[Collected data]
= = = = = = =
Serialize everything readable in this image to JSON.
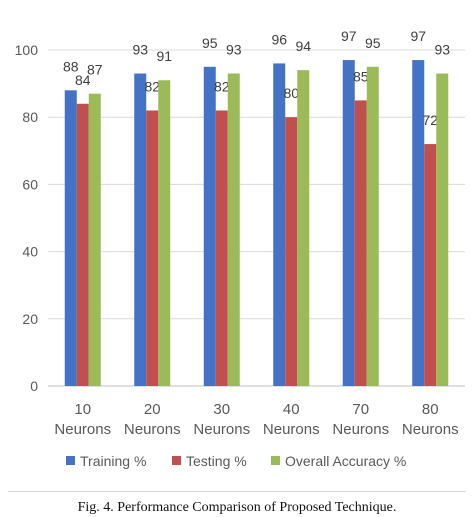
{
  "chart_data": {
    "type": "bar",
    "categories": [
      [
        "10",
        "Neurons"
      ],
      [
        "20",
        "Neurons"
      ],
      [
        "30",
        "Neurons"
      ],
      [
        "40",
        "Neurons"
      ],
      [
        "70",
        "Neurons"
      ],
      [
        "80",
        "Neurons"
      ]
    ],
    "series": [
      {
        "name": "Training %",
        "color": "#4472C4",
        "values": [
          88,
          93,
          95,
          96,
          97,
          97
        ]
      },
      {
        "name": "Testing %",
        "color": "#C0504D",
        "values": [
          84,
          82,
          82,
          80,
          85,
          72
        ]
      },
      {
        "name": "Overall Accuracy %",
        "color": "#9BBB59",
        "values": [
          87,
          91,
          93,
          94,
          95,
          93
        ]
      }
    ],
    "ylim": [
      0,
      100
    ],
    "yticks": [
      0,
      20,
      40,
      60,
      80,
      100
    ],
    "grid": true,
    "legend": "bottom",
    "data_labels": true
  },
  "caption": "Fig. 4.    Performance Comparison of Proposed Technique."
}
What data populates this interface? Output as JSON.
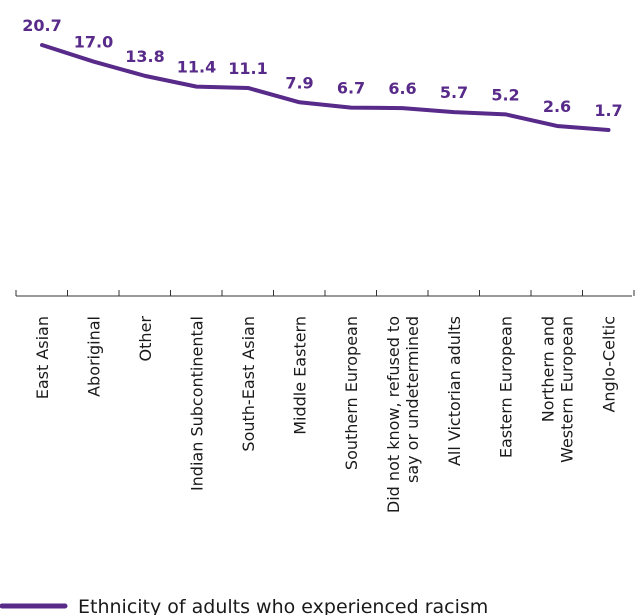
{
  "colors": {
    "series": "#582a89",
    "axis": "#333333",
    "text": "#1a1a1a"
  },
  "chart_data": {
    "type": "line",
    "categories": [
      [
        "East Asian"
      ],
      [
        "Aboriginal"
      ],
      [
        "Other"
      ],
      [
        "Indian Subcontinental"
      ],
      [
        "South-East Asian"
      ],
      [
        "Middle Eastern"
      ],
      [
        "Southern European"
      ],
      [
        "Did not know, refused to",
        "say or undetermined"
      ],
      [
        "All Victorian adults"
      ],
      [
        "Eastern European"
      ],
      [
        "Northern and",
        "Western European"
      ],
      [
        "Anglo-Celtic"
      ]
    ],
    "series": [
      {
        "name": "Ethnicity of adults who experienced racism",
        "values": [
          20.7,
          17.0,
          13.8,
          11.4,
          11.1,
          7.9,
          6.7,
          6.6,
          5.7,
          5.2,
          2.6,
          1.7
        ],
        "labels": [
          "20.7",
          "17.0",
          "13.8",
          "11.4",
          "11.1",
          "7.9",
          "6.7",
          "6.6",
          "5.7",
          "5.2",
          "2.6",
          "1.7"
        ]
      }
    ],
    "title": "",
    "xlabel": "",
    "ylabel": "",
    "ylim": [
      0,
      20.7
    ],
    "grid": false,
    "legend": "bottom-left"
  }
}
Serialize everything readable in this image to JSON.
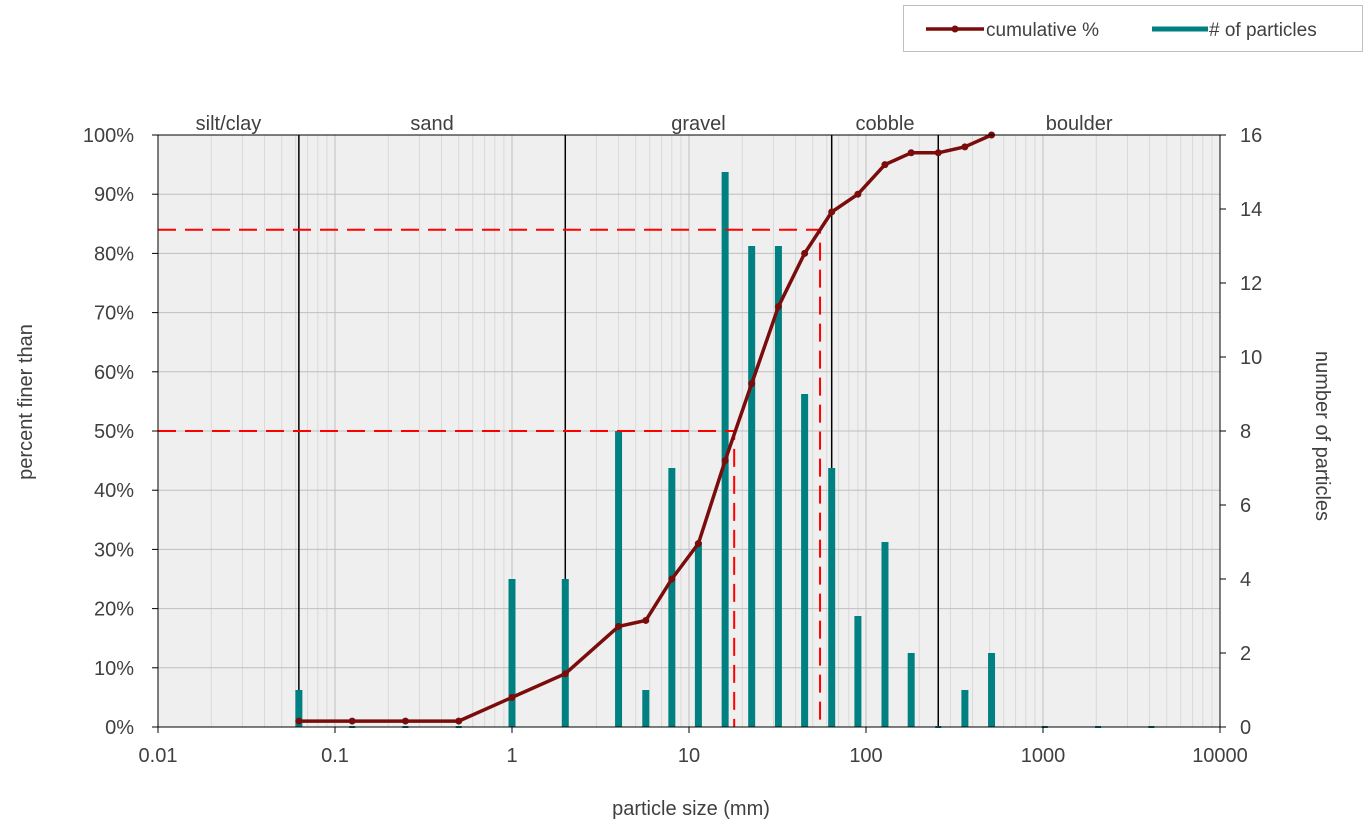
= = = = = = =
» **Required work**
Reproduce the material in full, word for word, and omit the pictures.

» **Answer**
Serialize everything readable in this image to JSON.
{
  "chart_data": {
    "type": "bar",
    "categories": [
      [
        "10",
        "Neurons"
      ],
      [
        "20",
        "Neurons"
      ],
      [
        "30",
        "Neurons"
      ],
      [
        "40",
        "Neurons"
      ],
      [
        "70",
        "Neurons"
      ],
      [
        "80",
        "Neurons"
      ]
    ],
    "series": [
      {
        "name": "Training %",
        "color": "#4472C4",
        "values": [
          88,
          93,
          95,
          96,
          97,
          97
        ]
      },
      {
        "name": "Testing %",
        "color": "#C0504D",
        "values": [
          84,
          82,
          82,
          80,
          85,
          72
        ]
      },
      {
        "name": "Overall Accuracy %",
        "color": "#9BBB59",
        "values": [
          87,
          91,
          93,
          94,
          95,
          93
        ]
      }
    ],
    "ylim": [
      0,
      100
    ],
    "yticks": [
      0,
      20,
      40,
      60,
      80,
      100
    ],
    "grid": true,
    "legend": "bottom",
    "data_labels": true
  },
  "caption": "Fig. 4.    Performance Comparison of Proposed Technique."
}
What data populates this interface? Output as JSON.
{
  "colors": {
    "series": "#582a89",
    "axis": "#333333",
    "text": "#1a1a1a"
  },
  "chart_data": {
    "type": "line",
    "categories": [
      [
        "East Asian"
      ],
      [
        "Aboriginal"
      ],
      [
        "Other"
      ],
      [
        "Indian Subcontinental"
      ],
      [
        "South-East Asian"
      ],
      [
        "Middle Eastern"
      ],
      [
        "Southern European"
      ],
      [
        "Did not know, refused to",
        "say or undetermined"
      ],
      [
        "All Victorian adults"
      ],
      [
        "Eastern European"
      ],
      [
        "Northern and",
        "Western European"
      ],
      [
        "Anglo-Celtic"
      ]
    ],
    "series": [
      {
        "name": "Ethnicity of adults who experienced racism",
        "values": [
          20.7,
          17.0,
          13.8,
          11.4,
          11.1,
          7.9,
          6.7,
          6.6,
          5.7,
          5.2,
          2.6,
          1.7
        ],
        "labels": [
          "20.7",
          "17.0",
          "13.8",
          "11.4",
          "11.1",
          "7.9",
          "6.7",
          "6.6",
          "5.7",
          "5.2",
          "2.6",
          "1.7"
        ]
      }
    ],
    "title": "",
    "xlabel": "",
    "ylabel": "",
    "ylim": [
      0,
      20.7
    ],
    "grid": false,
    "legend": "bottom-left"
  }
}
Serialize everything readable in this image to JSON.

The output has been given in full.